The problem
Omit the pictures from the entries below and retype everything else exactly.

[Items from a dataset]

══════════

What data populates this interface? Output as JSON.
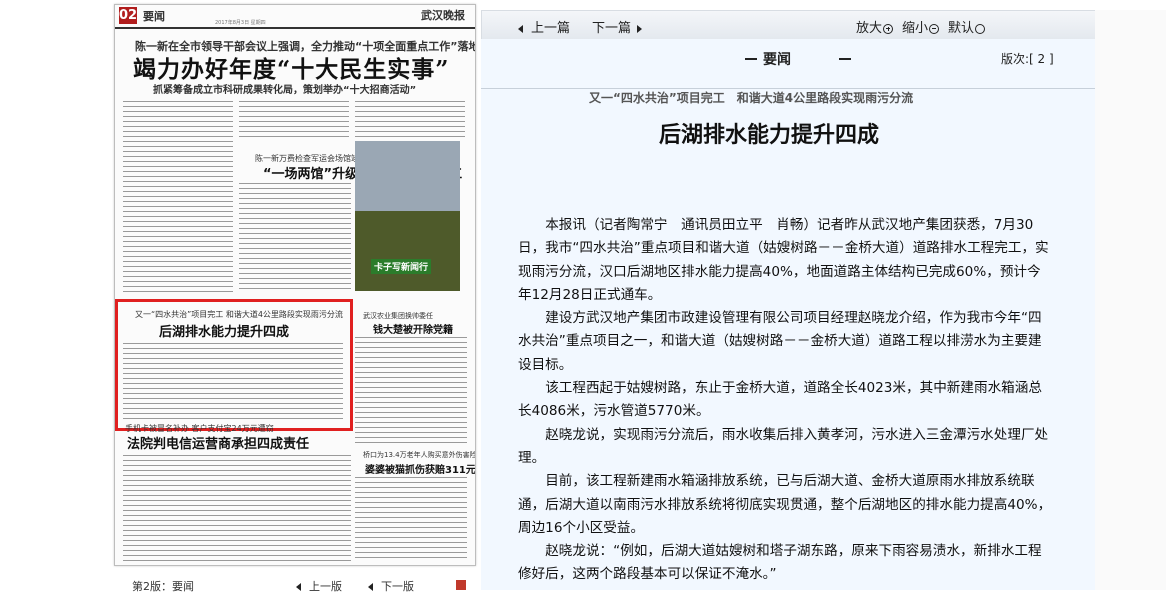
{
  "paper": {
    "page_num": "02",
    "section": "要闻",
    "masthead": "武汉晚报",
    "dateline": "2017年8月3日 星期四",
    "top_kicker": "陈一新在全市领导干部会议上强调，全力推动“十项全面重点工作”落地见效",
    "top_headline": "竭力办好年度“十大民生实事”",
    "top_subhead": "抓紧筹备成立市科研成果转化局，策划举办“十大招商活动”",
    "box_kicker": "陈一新万费检查军运会场馆竣施建设情况",
    "box_title": "“一场两馆”升级改造预计本月开工",
    "photo_tag": "卡子写新闻行",
    "red_kicker": "又一“四水共治”项目完工 和谐大道4公里路段实现雨污分流",
    "red_title": "后湖排水能力提升四成",
    "side_kicker": "武汉农业集团换帅委任",
    "side_title": "钱大楚被开除党籍",
    "lower_kicker": "手机卡被冒名补办 客户支付宝24万元遭窃",
    "lower_title": "法院判电信运营商承担四成责任",
    "right_lower_kicker": "桥口为13.4万老年人购买意外伤害险",
    "right_lower_title": "婆婆被猫抓伤获赔311元",
    "nav_page": "第2版：要闻",
    "nav_prev": "上一版",
    "nav_next": "下一版"
  },
  "toolbar": {
    "prev": "上一篇",
    "next": "下一篇",
    "zoom_in": "放大",
    "zoom_out": "缩小",
    "default": "默认"
  },
  "article": {
    "section": "要闻",
    "edition": "版次:[ 2 ]",
    "kicker": "又一“四水共治”项目完工　和谐大道4公里路段实现雨污分流",
    "title": "后湖排水能力提升四成",
    "paragraphs": [
      "本报讯（记者陶常宁　通讯员田立平　肖畅）记者昨从武汉地产集团获悉，7月30日，我市“四水共治”重点项目和谐大道（姑嫂树路－－金桥大道）道路排水工程完工，实现雨污分流，汉口后湖地区排水能力提高40%，地面道路主体结构已完成60%，预计今年12月28日正式通车。",
      "建设方武汉地产集团市政建设管理有限公司项目经理赵晓龙介绍，作为我市今年“四水共治”重点项目之一，和谐大道（姑嫂树路－－金桥大道）道路工程以排涝水为主要建设目标。",
      "该工程西起于姑嫂树路，东止于金桥大道，道路全长4023米，其中新建雨水箱涵总长4086米，污水管道5770米。",
      "赵晓龙说，实现雨污分流后，雨水收集后排入黄孝河，污水进入三金潭污水处理厂处理。",
      "目前，该工程新建雨水箱涵排放系统，已与后湖大道、金桥大道原雨水排放系统联通，后湖大道以南雨污水排放系统将彻底实现贯通，整个后湖地区的排水能力提高40%，周边16个小区受益。",
      "赵晓龙说：“例如，后湖大道姑嫂树和塔子湖东路，原来下雨容易渍水，新排水工程修好后，这两个路段基本可以保证不淹水。”"
    ]
  }
}
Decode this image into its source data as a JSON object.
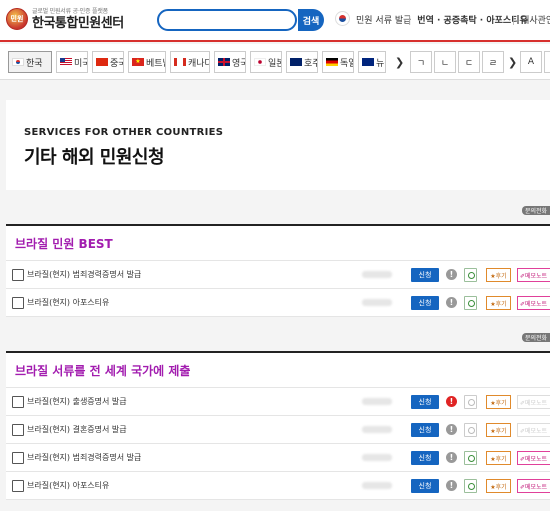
{
  "header": {
    "logo_sub": "글로벌 민원서류 공·인증 플랫폼",
    "logo_main": "한국통합민원센터",
    "logo_seal": "민원",
    "search_placeholder": "",
    "search_button": "검색",
    "nav": [
      "민원 서류 발급",
      "번역 · 공증촉탁 · 아포스티유",
      "대사관인"
    ]
  },
  "country_tabs": [
    "한국",
    "미국",
    "중국",
    "베트남",
    "캐나다",
    "영국",
    "일본",
    "호주",
    "독일",
    "뉴질"
  ],
  "prev_arrow": "❯",
  "next_arrow": "❯",
  "index_tabs": [
    "ㄱ",
    "ㄴ",
    "ㄷ",
    "ㄹ",
    "A",
    "B"
  ],
  "banner": {
    "english": "SERVICES FOR OTHER COUNTRIES",
    "korean": "기타 해외 민원신청"
  },
  "inquiry_label": "문의전화",
  "sections": [
    {
      "title": "브라질 민원 BEST",
      "rows": [
        {
          "name": "브라질(현지) 범죄경력증명서 발급",
          "apply": "신청",
          "review": "★후기",
          "memo": "✐메모노트"
        },
        {
          "name": "브라질(현지) 아포스티유",
          "apply": "신청",
          "review": "★후기",
          "memo": "✐메모노트"
        }
      ]
    },
    {
      "title": "브라질 서류를 전 세계 국가에 제출",
      "rows": [
        {
          "name": "브라질(현지) 출생증명서 발급",
          "apply": "신청",
          "review": "★후기",
          "memo": "✐메모노트"
        },
        {
          "name": "브라질(현지) 결혼증명서 발급",
          "apply": "신청",
          "review": "★후기",
          "memo": "✐메모노트"
        },
        {
          "name": "브라질(현지) 범죄경력증명서 발급",
          "apply": "신청",
          "review": "★후기",
          "memo": "✐메모노트"
        },
        {
          "name": "브라질(현지) 아포스티유",
          "apply": "신청",
          "review": "★후기",
          "memo": "✐메모노트"
        }
      ]
    }
  ],
  "info_glyph": "!",
  "colors": {
    "accent_blue": "#1565c0",
    "section_title": "#a21caf",
    "header_line": "#d7302e"
  }
}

══════════

Full answer
What data populates this interface? Output as JSON.
{
  "paper": {
    "page_num": "02",
    "section": "要闻",
    "masthead": "武汉晚报",
    "dateline": "2017年8月3日 星期四",
    "top_kicker": "陈一新在全市领导干部会议上强调，全力推动“十项全面重点工作”落地见效",
    "top_headline": "竭力办好年度“十大民生实事”",
    "top_subhead": "抓紧筹备成立市科研成果转化局，策划举办“十大招商活动”",
    "box_kicker": "陈一新万费检查军运会场馆竣施建设情况",
    "box_title": "“一场两馆”升级改造预计本月开工",
    "photo_tag": "卡子写新闻行",
    "red_kicker": "又一“四水共治”项目完工 和谐大道4公里路段实现雨污分流",
    "red_title": "后湖排水能力提升四成",
    "side_kicker": "武汉农业集团换帅委任",
    "side_title": "钱大楚被开除党籍",
    "lower_kicker": "手机卡被冒名补办 客户支付宝24万元遭窃",
    "lower_title": "法院判电信运营商承担四成责任",
    "right_lower_kicker": "桥口为13.4万老年人购买意外伤害险",
    "right_lower_title": "婆婆被猫抓伤获赔311元",
    "nav_page": "第2版：要闻",
    "nav_prev": "上一版",
    "nav_next": "下一版"
  },
  "toolbar": {
    "prev": "上一篇",
    "next": "下一篇",
    "zoom_in": "放大",
    "zoom_out": "缩小",
    "default": "默认"
  },
  "article": {
    "section": "要闻",
    "edition": "版次:[ 2 ]",
    "kicker": "又一“四水共治”项目完工　和谐大道4公里路段实现雨污分流",
    "title": "后湖排水能力提升四成",
    "paragraphs": [
      "本报讯（记者陶常宁　通讯员田立平　肖畅）记者昨从武汉地产集团获悉，7月30日，我市“四水共治”重点项目和谐大道（姑嫂树路－－金桥大道）道路排水工程完工，实现雨污分流，汉口后湖地区排水能力提高40%，地面道路主体结构已完成60%，预计今年12月28日正式通车。",
      "建设方武汉地产集团市政建设管理有限公司项目经理赵晓龙介绍，作为我市今年“四水共治”重点项目之一，和谐大道（姑嫂树路－－金桥大道）道路工程以排涝水为主要建设目标。",
      "该工程西起于姑嫂树路，东止于金桥大道，道路全长4023米，其中新建雨水箱涵总长4086米，污水管道5770米。",
      "赵晓龙说，实现雨污分流后，雨水收集后排入黄孝河，污水进入三金潭污水处理厂处理。",
      "目前，该工程新建雨水箱涵排放系统，已与后湖大道、金桥大道原雨水排放系统联通，后湖大道以南雨污水排放系统将彻底实现贯通，整个后湖地区的排水能力提高40%，周边16个小区受益。",
      "赵晓龙说：“例如，后湖大道姑嫂树和塔子湖东路，原来下雨容易渍水，新排水工程修好后，这两个路段基本可以保证不淹水。”"
    ]
  }
}
Decode this image into its source data as a JSON object.
{
  "header": {
    "logo_sub": "글로벌 민원서류 공·인증 플랫폼",
    "logo_main": "한국통합민원센터",
    "logo_seal": "민원",
    "search_placeholder": "",
    "search_button": "검색",
    "nav": [
      "민원 서류 발급",
      "번역 · 공증촉탁 · 아포스티유",
      "대사관인"
    ]
  },
  "country_tabs": [
    "한국",
    "미국",
    "중국",
    "베트남",
    "캐나다",
    "영국",
    "일본",
    "호주",
    "독일",
    "뉴질"
  ],
  "prev_arrow": "❯",
  "next_arrow": "❯",
  "index_tabs": [
    "ㄱ",
    "ㄴ",
    "ㄷ",
    "ㄹ",
    "A",
    "B"
  ],
  "banner": {
    "english": "SERVICES FOR OTHER COUNTRIES",
    "korean": "기타 해외 민원신청"
  },
  "inquiry_label": "문의전화",
  "sections": [
    {
      "title": "브라질 민원 BEST",
      "rows": [
        {
          "name": "브라질(현지) 범죄경력증명서 발급",
          "apply": "신청",
          "review": "★후기",
          "memo": "✐메모노트"
        },
        {
          "name": "브라질(현지) 아포스티유",
          "apply": "신청",
          "review": "★후기",
          "memo": "✐메모노트"
        }
      ]
    },
    {
      "title": "브라질 서류를 전 세계 국가에 제출",
      "rows": [
        {
          "name": "브라질(현지) 출생증명서 발급",
          "apply": "신청",
          "review": "★후기",
          "memo": "✐메모노트"
        },
        {
          "name": "브라질(현지) 결혼증명서 발급",
          "apply": "신청",
          "review": "★후기",
          "memo": "✐메모노트"
        },
        {
          "name": "브라질(현지) 범죄경력증명서 발급",
          "apply": "신청",
          "review": "★후기",
          "memo": "✐메모노트"
        },
        {
          "name": "브라질(현지) 아포스티유",
          "apply": "신청",
          "review": "★후기",
          "memo": "✐메모노트"
        }
      ]
    }
  ],
  "info_glyph": "!",
  "colors": {
    "accent_blue": "#1565c0",
    "section_title": "#a21caf",
    "header_line": "#d7302e"
  }
}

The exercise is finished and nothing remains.